- **Stored data**
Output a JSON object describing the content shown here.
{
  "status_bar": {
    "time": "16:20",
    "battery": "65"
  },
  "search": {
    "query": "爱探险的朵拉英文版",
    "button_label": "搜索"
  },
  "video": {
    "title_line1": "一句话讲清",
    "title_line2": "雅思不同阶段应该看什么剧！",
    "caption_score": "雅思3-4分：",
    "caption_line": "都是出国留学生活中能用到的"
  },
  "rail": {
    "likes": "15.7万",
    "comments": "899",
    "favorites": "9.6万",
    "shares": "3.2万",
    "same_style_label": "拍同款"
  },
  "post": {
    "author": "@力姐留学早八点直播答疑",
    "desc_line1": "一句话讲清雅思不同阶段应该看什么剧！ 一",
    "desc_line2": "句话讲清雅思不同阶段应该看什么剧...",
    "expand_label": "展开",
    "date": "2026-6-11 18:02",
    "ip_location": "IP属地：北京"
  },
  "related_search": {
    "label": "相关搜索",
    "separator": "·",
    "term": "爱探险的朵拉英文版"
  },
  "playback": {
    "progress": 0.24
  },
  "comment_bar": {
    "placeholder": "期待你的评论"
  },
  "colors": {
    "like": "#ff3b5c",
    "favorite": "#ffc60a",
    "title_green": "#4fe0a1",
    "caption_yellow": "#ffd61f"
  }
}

- **Exercise brief**
Write out the complete set of records exactly as given.

- **Result of this exercise**
Output a JSON object describing the content shown here.
{
  "status_bar": {
    "time": "16:20",
    "battery": "65"
  },
  "search": {
    "query": "爱探险的朵拉英文版",
    "button_label": "搜索"
  },
  "video": {
    "title_line1": "一句话讲清",
    "title_line2": "雅思不同阶段应该看什么剧！",
    "caption_score": "雅思3-4分：",
    "caption_line": "都是出国留学生活中能用到的"
  },
  "rail": {
    "likes": "15.7万",
    "comments": "899",
    "favorites": "9.6万",
    "shares": "3.2万",
    "same_style_label": "拍同款"
  },
  "post": {
    "author": "@力姐留学早八点直播答疑",
    "desc_line1": "一句话讲清雅思不同阶段应该看什么剧！ 一",
    "desc_line2": "句话讲清雅思不同阶段应该看什么剧...",
    "expand_label": "展开",
    "date": "2026-6-11 18:02",
    "ip_location": "IP属地：北京"
  },
  "related_search": {
    "label": "相关搜索",
    "separator": "·",
    "term": "爱探险的朵拉英文版"
  },
  "playback": {
    "progress": 0.24
  },
  "comment_bar": {
    "placeholder": "期待你的评论"
  },
  "colors": {
    "like": "#ff3b5c",
    "favorite": "#ffc60a",
    "title_green": "#4fe0a1",
    "caption_yellow": "#ffd61f"
  }
}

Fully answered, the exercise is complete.